Record excerpts:

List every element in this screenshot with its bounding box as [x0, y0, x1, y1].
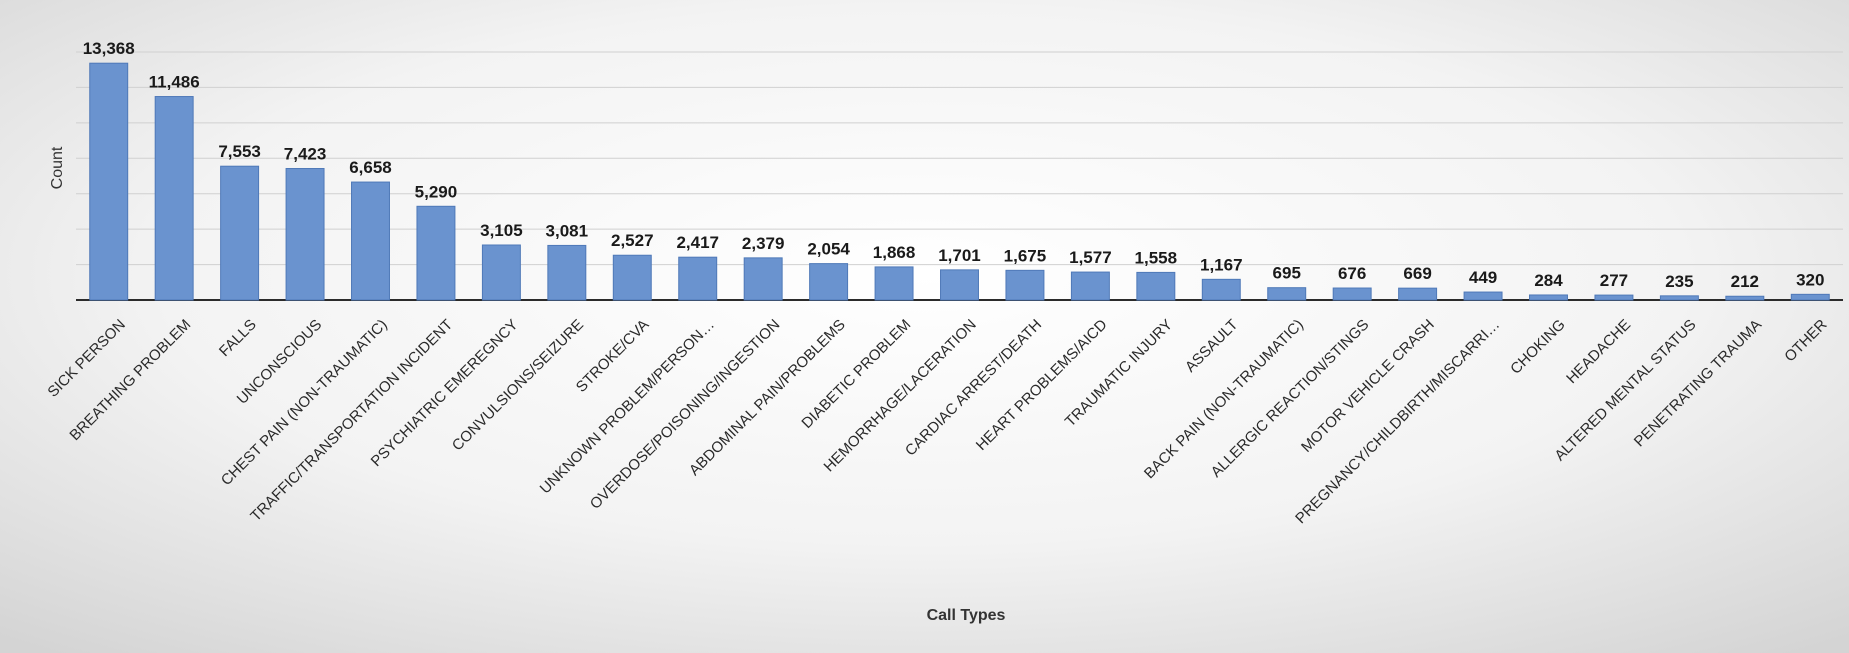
bar: [743, 257, 783, 301]
data-label: 212: [1731, 272, 1759, 291]
bar: [89, 62, 129, 301]
bar: [678, 256, 718, 301]
data-label: 449: [1469, 268, 1497, 287]
data-label: 284: [1534, 271, 1563, 290]
data-label: 235: [1665, 272, 1693, 291]
bar: [1398, 287, 1438, 301]
data-label: 13,368: [83, 39, 135, 58]
bar: [874, 266, 914, 301]
bar: [1267, 287, 1307, 301]
bar: [1725, 295, 1765, 301]
data-label: 6,658: [349, 158, 392, 177]
bar: [1790, 293, 1830, 301]
data-label: 320: [1796, 270, 1824, 289]
bar: [220, 165, 260, 301]
data-label: 2,054: [807, 240, 850, 259]
data-label: 5,290: [415, 182, 458, 201]
data-label: 1,558: [1135, 248, 1178, 267]
data-label: 3,081: [546, 221, 589, 240]
data-label: 695: [1273, 264, 1301, 283]
bar: [1332, 287, 1372, 301]
bar: [547, 244, 587, 301]
data-label: 1,167: [1200, 255, 1243, 274]
bar: [416, 205, 456, 301]
data-label: 669: [1403, 264, 1431, 283]
bar: [1594, 294, 1634, 301]
data-label: 2,527: [611, 231, 654, 250]
bar: [481, 244, 521, 301]
data-label: 277: [1600, 271, 1628, 290]
bar: [1005, 269, 1045, 301]
data-label: 11,486: [149, 73, 200, 92]
x-axis-title: Call Types: [927, 607, 1006, 624]
bar: [351, 181, 390, 301]
bar: [940, 269, 979, 301]
data-label: 7,553: [218, 142, 261, 161]
data-label: 3,105: [480, 221, 523, 240]
data-label: 1,577: [1069, 248, 1112, 267]
bar: [1659, 295, 1699, 301]
data-label: 1,675: [1004, 246, 1047, 265]
bar: [1136, 271, 1176, 301]
bar: [285, 168, 325, 301]
bar: [809, 263, 849, 301]
data-labels: 13,368 11,486 7,553 7,423 6,658 5,290 3,105 3,0…: [83, 39, 1825, 291]
bar: [154, 96, 194, 301]
data-label: 676: [1338, 264, 1366, 283]
bar: [1201, 278, 1241, 301]
data-label: 1,868: [873, 243, 916, 262]
bar: [612, 254, 652, 301]
bar: [1463, 291, 1503, 301]
data-label: 2,379: [742, 234, 785, 253]
bar: [1070, 271, 1110, 301]
bars: [89, 62, 1830, 301]
data-label: 1,701: [938, 246, 981, 265]
data-label: 2,417: [676, 233, 719, 252]
bar: [1529, 294, 1568, 301]
y-axis-title: Count: [49, 146, 66, 189]
data-label: 7,423: [284, 145, 327, 164]
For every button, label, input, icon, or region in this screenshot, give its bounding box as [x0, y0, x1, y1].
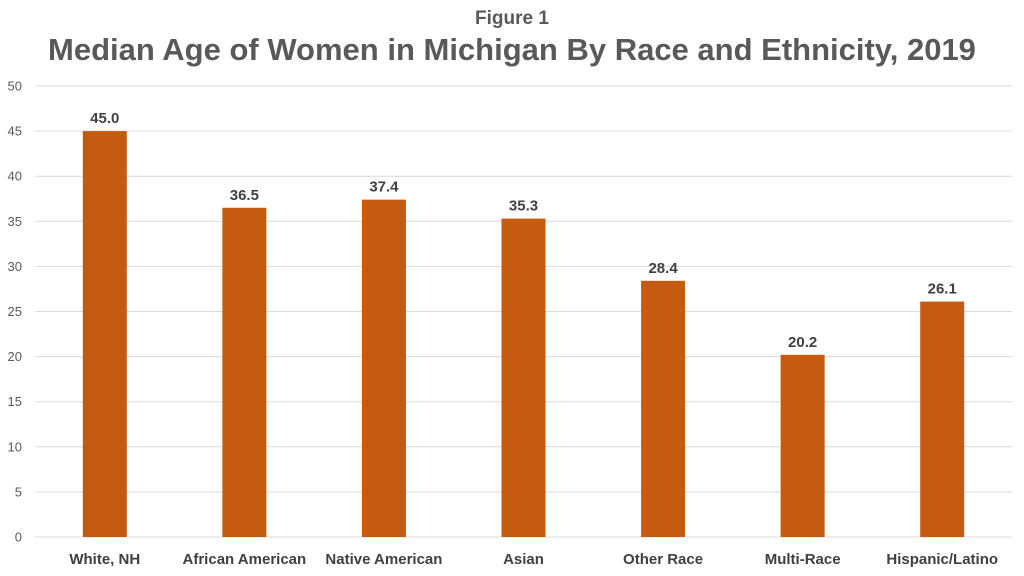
bars: [82, 131, 965, 538]
data-label: 45.0: [90, 110, 119, 127]
y-tick-label: 20: [8, 349, 22, 364]
x-category-label: Other Race: [623, 551, 703, 568]
x-category-label: Hispanic/Latino: [886, 551, 998, 568]
bar: [920, 301, 965, 537]
y-tick-label: 35: [8, 214, 22, 229]
data-label: 20.2: [788, 334, 817, 351]
x-category-label: White, NH: [69, 551, 140, 568]
y-tick-label: 5: [15, 484, 22, 499]
data-label: 36.5: [230, 187, 259, 204]
bar: [501, 218, 546, 537]
figure-label: Figure 1: [475, 8, 549, 29]
y-tick-label: 30: [8, 259, 22, 274]
x-axis-labels: White, NH African American Native American…: [69, 551, 998, 568]
bar: [222, 207, 267, 537]
data-label: 35.3: [509, 198, 538, 215]
y-tick-label: 40: [8, 169, 22, 184]
y-tick-label: 0: [15, 530, 22, 545]
bar: [780, 354, 825, 537]
x-category-label: Asian: [503, 551, 544, 568]
x-category-label: Native American: [325, 551, 442, 568]
y-tick-label: 45: [8, 124, 22, 139]
chart-title: Median Age of Women in Michigan By Race …: [48, 32, 976, 67]
bar: [82, 131, 127, 537]
bar: [361, 199, 406, 538]
y-tick-label: 15: [8, 394, 22, 409]
bar: [641, 280, 686, 537]
y-axis-ticks: 0 5 10 15 20 25 30 35 40 45 50: [8, 79, 22, 545]
x-category-label: Multi-Race: [765, 551, 841, 568]
y-tick-label: 50: [8, 79, 22, 94]
data-labels: 45.0 36.5 37.4 35.3 28.4 20.2 26.1: [90, 110, 957, 351]
x-category-label: African American: [183, 551, 307, 568]
y-tick-label: 10: [8, 439, 22, 454]
data-label: 26.1: [928, 281, 957, 298]
y-tick-label: 25: [8, 304, 22, 319]
data-label: 37.4: [369, 179, 399, 196]
data-label: 28.4: [648, 260, 678, 277]
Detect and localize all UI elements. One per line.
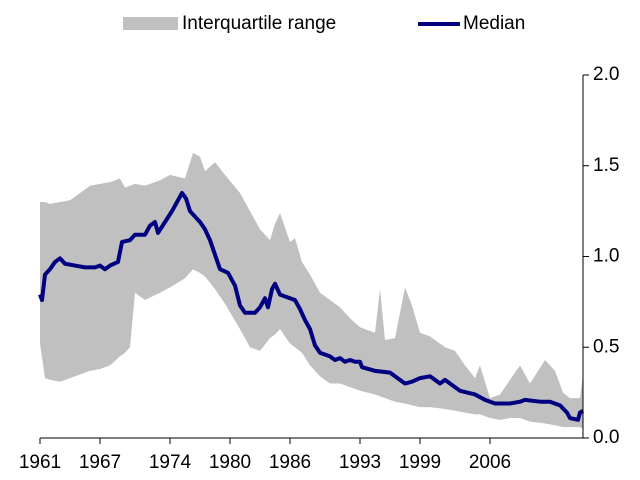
- x-tick-label: 1999: [399, 452, 441, 473]
- x-tick-label: 1974: [149, 452, 192, 473]
- x-tick-label: 1967: [79, 452, 121, 473]
- y-tick-label: 1.0: [593, 246, 619, 267]
- x-tick-label: 1993: [339, 452, 381, 473]
- x-tick-label: 1986: [269, 452, 311, 473]
- median-line: [38, 190, 585, 422]
- y-tick-label: 0.5: [593, 336, 619, 357]
- y-tick-label: 1.5: [593, 155, 619, 176]
- legend-label: Median: [463, 13, 525, 34]
- y-tick-label: 0.0: [593, 427, 619, 448]
- y-tick-label: 2.0: [593, 64, 619, 85]
- x-tick-label: 1961: [19, 452, 61, 473]
- x-tick-label: 2006: [469, 452, 511, 473]
- x-tick-label: 1980: [209, 452, 251, 473]
- legend-label: Interquartile range: [182, 13, 336, 34]
- legend-swatch: [123, 17, 178, 30]
- interquartile-band: [40, 153, 583, 429]
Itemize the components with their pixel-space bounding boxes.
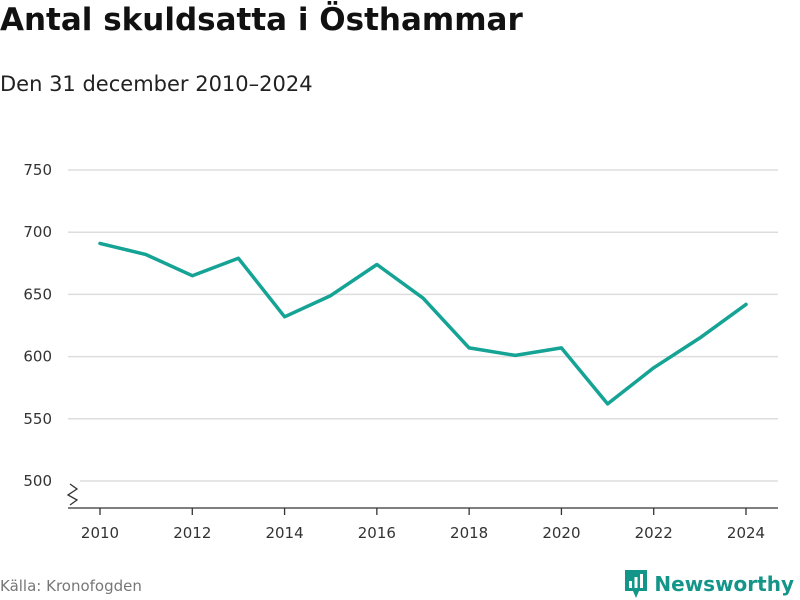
data-point-2018 [467,346,471,350]
data-point-2013 [236,256,240,260]
data-point-2022 [652,366,656,370]
y-tick-label-500: 500 [23,472,52,490]
x-tick-label-2012: 2012 [173,524,211,542]
data-point-2015 [329,294,333,298]
data-point-2011 [144,253,148,257]
y-tick-label-700: 700 [23,223,52,241]
chart-subtitle: Den 31 december 2010–2024 [0,72,313,96]
x-tick-label-2022: 2022 [635,524,673,542]
y-tick-label-650: 650 [23,285,52,303]
x-tick-label-2018: 2018 [450,524,488,542]
line-chart: 500 550 600 650 700 750 2010 2012 2014 2016 2018 20… [23,161,778,542]
data-point-2010 [98,241,102,245]
data-point-2023 [698,336,702,340]
brand-name: Newsworthy [654,572,794,596]
axis-break-icon [66,483,79,506]
data-point-2020 [559,346,563,350]
data-point-2019 [513,353,517,357]
series-line-0 [98,241,748,406]
x-tick-label-2020: 2020 [542,524,580,542]
x-tick-label-2010: 2010 [81,524,119,542]
data-point-2012 [190,274,194,278]
x-tick-label-2024: 2024 [727,524,765,542]
y-tick-label-600: 600 [23,348,52,366]
x-tick-label-2014: 2014 [265,524,303,542]
x-tick-label-2016: 2016 [358,524,396,542]
data-point-2014 [283,315,287,319]
newsworthy-logo-icon [625,570,648,598]
y-tick-label-750: 750 [23,161,52,179]
data-point-2024 [744,302,748,306]
chart-title: Antal skuldsatta i Östhammar [0,2,523,38]
data-point-2017 [421,296,425,300]
data-point-2016 [375,263,379,267]
source-label: Källa: Kronofogden [0,577,142,595]
brand-logo[interactable]: Newsworthy [624,568,794,600]
data-point-2021 [606,402,610,406]
y-tick-label-550: 550 [23,410,52,428]
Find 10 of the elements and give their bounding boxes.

Exercise directions: Locate every line in the records that contains the word "Native", and copy each of those lines in full.

Finished answer:
x-axis-labels: White, NH African American Native American…: [69, 551, 998, 568]
x-category-label: Native American: [325, 551, 442, 568]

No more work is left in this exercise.